§ Excerpted data
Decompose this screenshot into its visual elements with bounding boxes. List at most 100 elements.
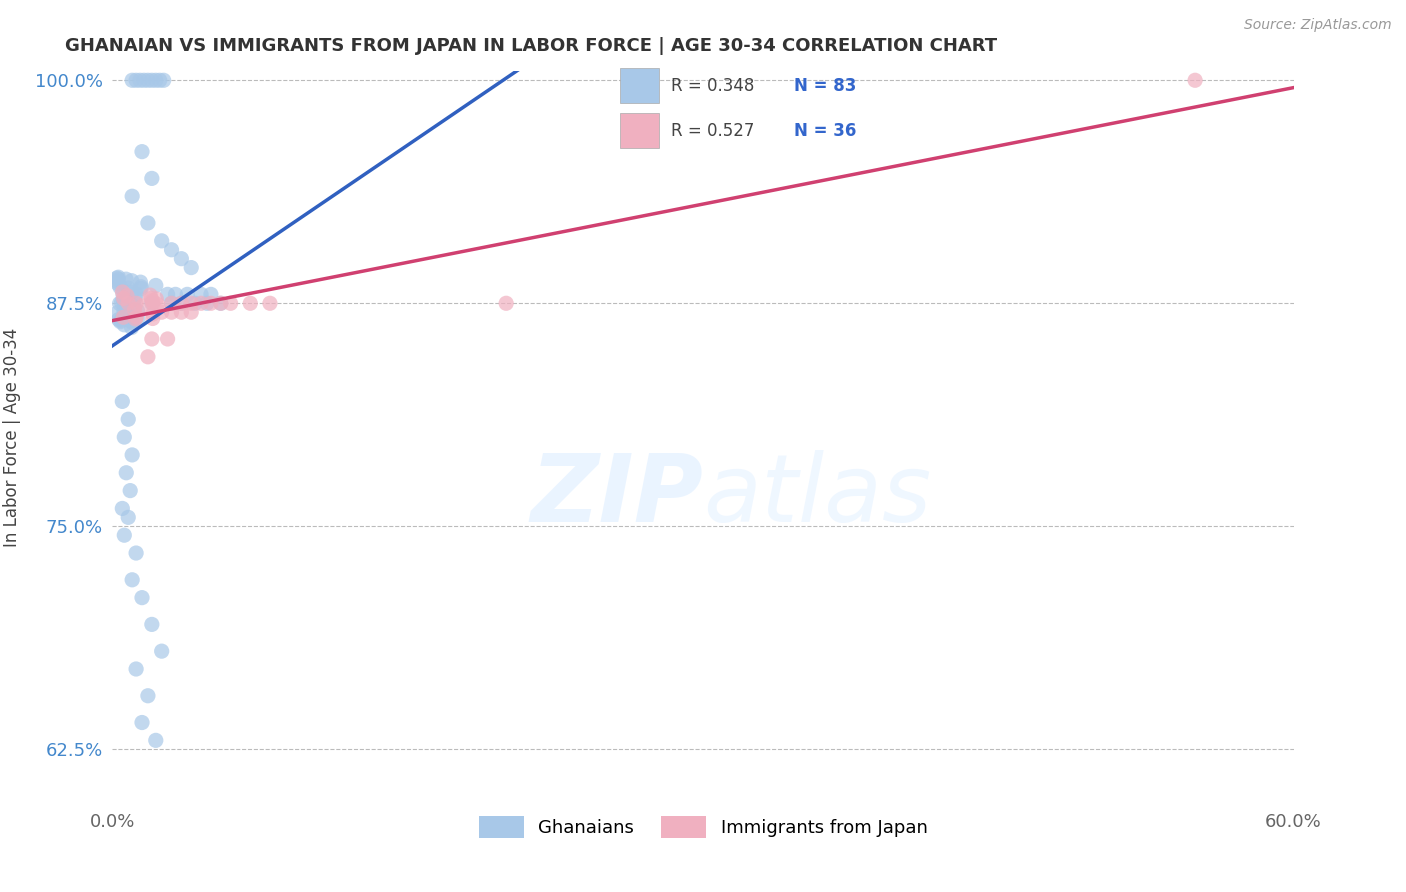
- Point: [152, 73, 174, 87]
- Text: Source: ZipAtlas.com: Source: ZipAtlas.com: [1244, 18, 1392, 32]
- Point: [150, 644, 173, 658]
- Point: [160, 296, 183, 310]
- Point: [170, 305, 193, 319]
- Text: R = 0.527: R = 0.527: [671, 122, 754, 140]
- Point: [105, 271, 128, 285]
- Point: [129, 279, 152, 293]
- Point: [121, 274, 143, 288]
- Point: [141, 617, 163, 632]
- Point: [129, 275, 152, 289]
- Point: [124, 291, 146, 305]
- Point: [115, 466, 138, 480]
- Point: [125, 287, 148, 301]
- Point: [127, 311, 149, 326]
- Point: [112, 303, 135, 318]
- Point: [111, 285, 134, 299]
- Point: [110, 295, 132, 310]
- Point: [200, 296, 222, 310]
- Point: [110, 313, 132, 327]
- Point: [107, 277, 129, 291]
- Point: [112, 430, 135, 444]
- Y-axis label: In Labor Force | Age 30-34: In Labor Force | Age 30-34: [3, 327, 21, 547]
- Point: [170, 296, 193, 310]
- Point: [121, 573, 143, 587]
- Point: [136, 216, 159, 230]
- Point: [1184, 73, 1206, 87]
- Point: [115, 272, 138, 286]
- Text: ZIP: ZIP: [530, 450, 703, 541]
- Text: N = 36: N = 36: [794, 122, 856, 140]
- Point: [145, 73, 167, 87]
- Point: [150, 234, 173, 248]
- Point: [110, 315, 132, 329]
- Point: [115, 309, 138, 323]
- Point: [160, 296, 183, 310]
- Point: [125, 662, 148, 676]
- Point: [209, 296, 232, 310]
- Point: [142, 311, 165, 326]
- Point: [107, 270, 129, 285]
- Point: [117, 412, 139, 426]
- Point: [112, 318, 135, 332]
- Point: [495, 296, 517, 310]
- Point: [180, 260, 202, 275]
- Point: [117, 308, 139, 322]
- Point: [129, 281, 152, 295]
- Point: [117, 281, 139, 295]
- Point: [160, 243, 183, 257]
- Point: [141, 171, 163, 186]
- Point: [112, 310, 135, 325]
- Point: [165, 287, 187, 301]
- Point: [107, 305, 129, 319]
- Point: [125, 546, 148, 560]
- Point: [112, 295, 135, 310]
- Point: [112, 287, 135, 301]
- Point: [145, 278, 167, 293]
- Point: [195, 296, 218, 310]
- Point: [142, 296, 165, 310]
- FancyBboxPatch shape: [620, 113, 659, 148]
- Point: [142, 307, 165, 321]
- Point: [121, 285, 143, 300]
- Point: [131, 715, 153, 730]
- Point: [209, 296, 232, 310]
- Point: [190, 287, 212, 301]
- Point: [180, 296, 202, 310]
- Point: [145, 733, 167, 747]
- Point: [111, 501, 134, 516]
- Point: [136, 689, 159, 703]
- Point: [136, 350, 159, 364]
- Point: [176, 287, 198, 301]
- Point: [180, 305, 202, 319]
- Point: [131, 145, 153, 159]
- Text: R = 0.348: R = 0.348: [671, 77, 754, 95]
- Point: [121, 448, 143, 462]
- Point: [121, 314, 143, 328]
- Point: [112, 292, 135, 306]
- Point: [132, 299, 155, 313]
- Point: [156, 287, 179, 301]
- Point: [141, 73, 163, 87]
- Point: [136, 73, 159, 87]
- Point: [184, 296, 207, 310]
- Point: [117, 510, 139, 524]
- Point: [139, 288, 162, 302]
- Point: [170, 252, 193, 266]
- Text: N = 83: N = 83: [794, 77, 856, 95]
- Point: [121, 320, 143, 334]
- Point: [108, 280, 131, 294]
- Point: [111, 394, 134, 409]
- Point: [122, 300, 145, 314]
- Point: [124, 311, 146, 326]
- Point: [112, 293, 135, 308]
- Point: [112, 295, 135, 310]
- Point: [190, 296, 212, 310]
- Point: [120, 313, 142, 327]
- Point: [139, 291, 162, 305]
- Point: [132, 73, 155, 87]
- Point: [160, 305, 183, 319]
- Point: [125, 73, 148, 87]
- Legend: Ghanaians, Immigrants from Japan: Ghanaians, Immigrants from Japan: [471, 808, 935, 845]
- Point: [124, 302, 146, 317]
- Point: [145, 292, 167, 306]
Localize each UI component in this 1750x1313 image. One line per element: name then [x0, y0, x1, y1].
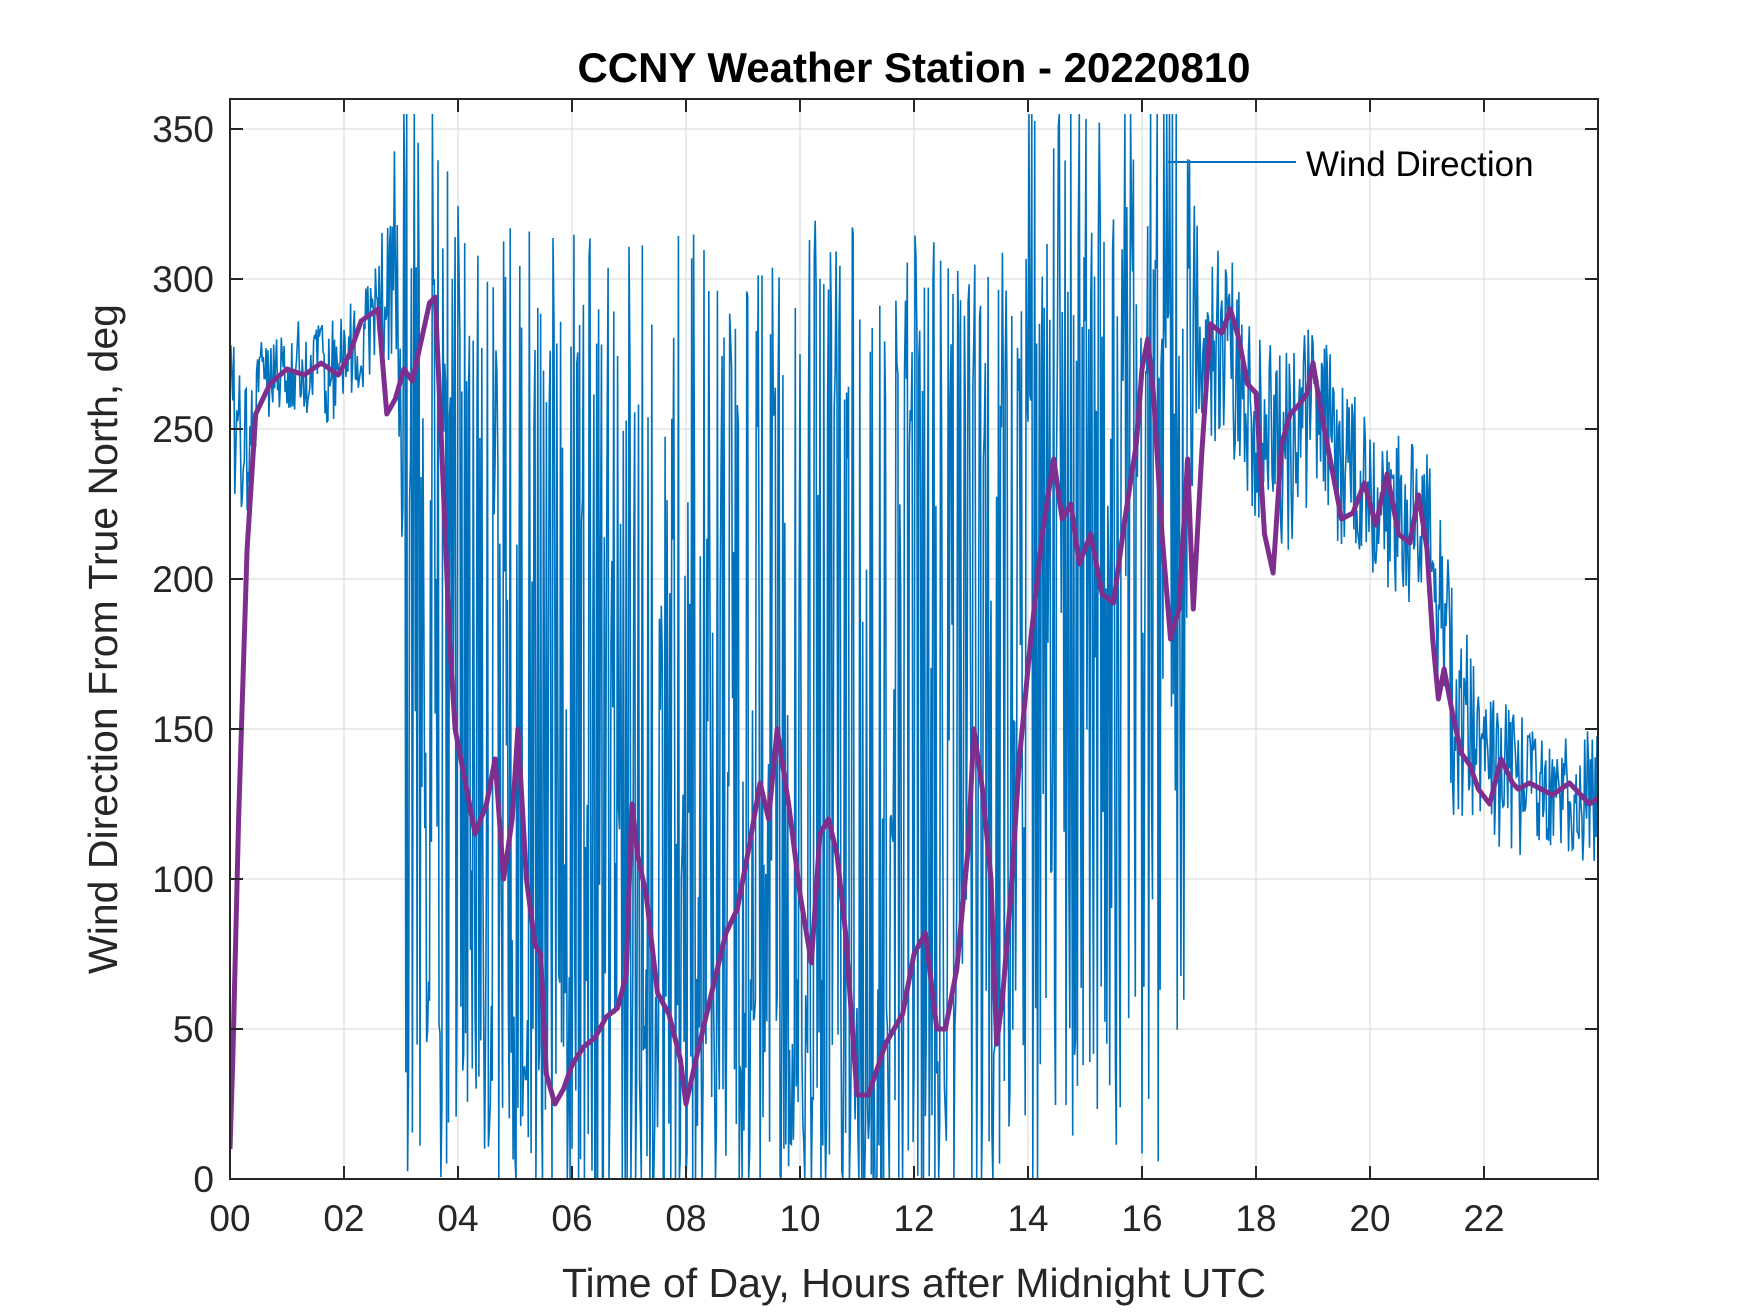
- y-tick-label: 150: [152, 709, 214, 750]
- y-tick-label: 250: [152, 409, 214, 450]
- x-tick-label: 08: [665, 1198, 706, 1239]
- y-tick-label: 50: [173, 1009, 214, 1050]
- axis-ticks: [229, 99, 1598, 1180]
- x-tick-label: 12: [893, 1198, 934, 1239]
- legend-label-wind-direction: Wind Direction: [1306, 145, 1534, 184]
- y-axis-tick-labels: 0 50 100 150 200 250 300 350: [152, 109, 214, 1200]
- x-tick-label: 04: [437, 1198, 478, 1239]
- x-tick-label: 22: [1463, 1198, 1504, 1239]
- x-tick-label: 02: [323, 1198, 364, 1239]
- series-line-smoothed-wind-direction: [230, 294, 1598, 1150]
- y-tick-label: 350: [152, 109, 214, 150]
- series-line-wind-direction: [230, 113, 1598, 1179]
- y-tick-label: 200: [152, 559, 214, 600]
- y-axis-label: Wind Direction From True North, deg: [80, 304, 126, 974]
- x-tick-label: 18: [1235, 1198, 1276, 1239]
- y-tick-label: 100: [152, 859, 214, 900]
- x-tick-label: 10: [779, 1198, 820, 1239]
- x-axis-tick-labels: 00 02 04 06 08 10 12 14 16 18 20 22: [209, 1198, 1504, 1239]
- x-tick-label: 16: [1121, 1198, 1162, 1239]
- x-tick-label: 20: [1349, 1198, 1390, 1239]
- plot-series-group: [230, 113, 1598, 1179]
- x-tick-label: 06: [551, 1198, 592, 1239]
- x-tick-label: 14: [1007, 1198, 1048, 1239]
- y-tick-label: 0: [193, 1159, 214, 1200]
- y-tick-label: 300: [152, 259, 214, 300]
- chart-title: CCNY Weather Station - 20220810: [577, 44, 1250, 91]
- x-axis-label: Time of Day, Hours after Midnight UTC: [562, 1260, 1266, 1306]
- x-tick-label: 00: [209, 1198, 250, 1239]
- legend: Wind Direction: [1168, 145, 1534, 184]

§ Set problem
Copy the records above verbatim, line for line, and leave out the pictures.

§ Response
Decompose this screenshot into its visual elements with bounding boxes. List at most 100 elements.
- Point: [152, 73, 174, 87]
- Text: Source: ZipAtlas.com: Source: ZipAtlas.com: [1244, 18, 1392, 32]
- Point: [150, 644, 173, 658]
- Point: [160, 296, 183, 310]
- Point: [170, 305, 193, 319]
- Text: R = 0.527: R = 0.527: [671, 122, 754, 140]
- Point: [105, 271, 128, 285]
- Point: [129, 279, 152, 293]
- Point: [121, 274, 143, 288]
- Point: [141, 617, 163, 632]
- Point: [129, 275, 152, 289]
- Point: [124, 291, 146, 305]
- Point: [115, 466, 138, 480]
- Point: [125, 287, 148, 301]
- Point: [127, 311, 149, 326]
- Point: [112, 303, 135, 318]
- Point: [111, 285, 134, 299]
- Point: [110, 295, 132, 310]
- Point: [200, 296, 222, 310]
- Point: [110, 313, 132, 327]
- Point: [107, 277, 129, 291]
- Point: [112, 430, 135, 444]
- Y-axis label: In Labor Force | Age 30-34: In Labor Force | Age 30-34: [3, 327, 21, 547]
- Point: [170, 296, 193, 310]
- Point: [121, 573, 143, 587]
- Point: [136, 216, 159, 230]
- Point: [1184, 73, 1206, 87]
- Point: [115, 272, 138, 286]
- Text: ZIP: ZIP: [530, 450, 703, 541]
- Text: N = 36: N = 36: [794, 122, 856, 140]
- Point: [145, 73, 167, 87]
- Point: [150, 234, 173, 248]
- Point: [110, 315, 132, 329]
- Point: [115, 309, 138, 323]
- Point: [160, 296, 183, 310]
- Point: [125, 662, 148, 676]
- Point: [209, 296, 232, 310]
- Point: [142, 311, 165, 326]
- Point: [107, 270, 129, 285]
- Point: [117, 412, 139, 426]
- Point: [112, 318, 135, 332]
- Point: [495, 296, 517, 310]
- Point: [180, 260, 202, 275]
- Point: [117, 308, 139, 322]
- Point: [129, 281, 152, 295]
- Point: [117, 281, 139, 295]
- Point: [160, 243, 183, 257]
- Point: [141, 171, 163, 186]
- Point: [112, 310, 135, 325]
- Point: [165, 287, 187, 301]
- Point: [107, 305, 129, 319]
- Point: [125, 546, 148, 560]
- Point: [112, 295, 135, 310]
- Point: [112, 287, 135, 301]
- Point: [145, 278, 167, 293]
- Point: [195, 296, 218, 310]
- Point: [142, 296, 165, 310]
- FancyBboxPatch shape: [620, 113, 659, 148]
- Point: [142, 307, 165, 321]
- Point: [121, 285, 143, 300]
- Point: [131, 715, 153, 730]
- Point: [209, 296, 232, 310]
- Point: [190, 287, 212, 301]
- Point: [180, 296, 202, 310]
- Point: [145, 733, 167, 747]
- Point: [111, 501, 134, 516]
- Point: [136, 689, 159, 703]
- Point: [136, 350, 159, 364]
- Point: [176, 287, 198, 301]
- Point: [180, 305, 202, 319]
- Point: [131, 145, 153, 159]
- Text: R = 0.348: R = 0.348: [671, 77, 754, 95]
- Point: [121, 448, 143, 462]
- Point: [121, 314, 143, 328]
- Point: [112, 292, 135, 306]
- Point: [132, 299, 155, 313]
- Point: [156, 287, 179, 301]
- Point: [141, 73, 163, 87]
- Point: [136, 73, 159, 87]
- Point: [184, 296, 207, 310]
- Point: [117, 510, 139, 524]
- Point: [139, 288, 162, 302]
- Point: [170, 252, 193, 266]
- Text: N = 83: N = 83: [794, 77, 856, 95]
- Point: [121, 320, 143, 334]
- Point: [108, 280, 131, 294]
- Point: [111, 394, 134, 409]
- Point: [122, 300, 145, 314]
- Point: [124, 311, 146, 326]
- Point: [112, 293, 135, 308]
- Point: [112, 295, 135, 310]
- Point: [190, 296, 212, 310]
- Point: [120, 313, 142, 327]
- Point: [139, 291, 162, 305]
- Point: [132, 73, 155, 87]
- Point: [160, 305, 183, 319]
- Point: [125, 73, 148, 87]
- Legend: Ghanaians, Immigrants from Japan: Ghanaians, Immigrants from Japan: [471, 808, 935, 845]
- Point: [124, 302, 146, 317]
- Point: [145, 292, 167, 306]
Localize each UI component in this 1750x1313 image. One line per element: name then [x0, y0, x1, y1].
- y-tick-label: 150: [152, 709, 214, 750]
- y-tick-label: 250: [152, 409, 214, 450]
- x-tick-label: 08: [665, 1198, 706, 1239]
- y-tick-label: 50: [173, 1009, 214, 1050]
- axis-ticks: [229, 99, 1598, 1180]
- x-tick-label: 12: [893, 1198, 934, 1239]
- legend-label-wind-direction: Wind Direction: [1306, 145, 1534, 184]
- y-axis-tick-labels: 0 50 100 150 200 250 300 350: [152, 109, 214, 1200]
- x-tick-label: 04: [437, 1198, 478, 1239]
- x-tick-label: 22: [1463, 1198, 1504, 1239]
- x-tick-label: 02: [323, 1198, 364, 1239]
- series-line-smoothed-wind-direction: [230, 294, 1598, 1150]
- y-tick-label: 350: [152, 109, 214, 150]
- series-line-wind-direction: [230, 113, 1598, 1179]
- y-tick-label: 200: [152, 559, 214, 600]
- y-axis-label: Wind Direction From True North, deg: [80, 304, 126, 974]
- x-tick-label: 18: [1235, 1198, 1276, 1239]
- y-tick-label: 100: [152, 859, 214, 900]
- x-tick-label: 10: [779, 1198, 820, 1239]
- x-axis-tick-labels: 00 02 04 06 08 10 12 14 16 18 20 22: [209, 1198, 1504, 1239]
- x-tick-label: 16: [1121, 1198, 1162, 1239]
- x-tick-label: 20: [1349, 1198, 1390, 1239]
- plot-series-group: [230, 113, 1598, 1179]
- x-tick-label: 06: [551, 1198, 592, 1239]
- x-tick-label: 14: [1007, 1198, 1048, 1239]
- y-tick-label: 0: [193, 1159, 214, 1200]
- y-tick-label: 300: [152, 259, 214, 300]
- chart-title: CCNY Weather Station - 20220810: [577, 44, 1250, 91]
- x-axis-label: Time of Day, Hours after Midnight UTC: [562, 1260, 1266, 1306]
- x-tick-label: 00: [209, 1198, 250, 1239]
- legend: Wind Direction: [1168, 145, 1534, 184]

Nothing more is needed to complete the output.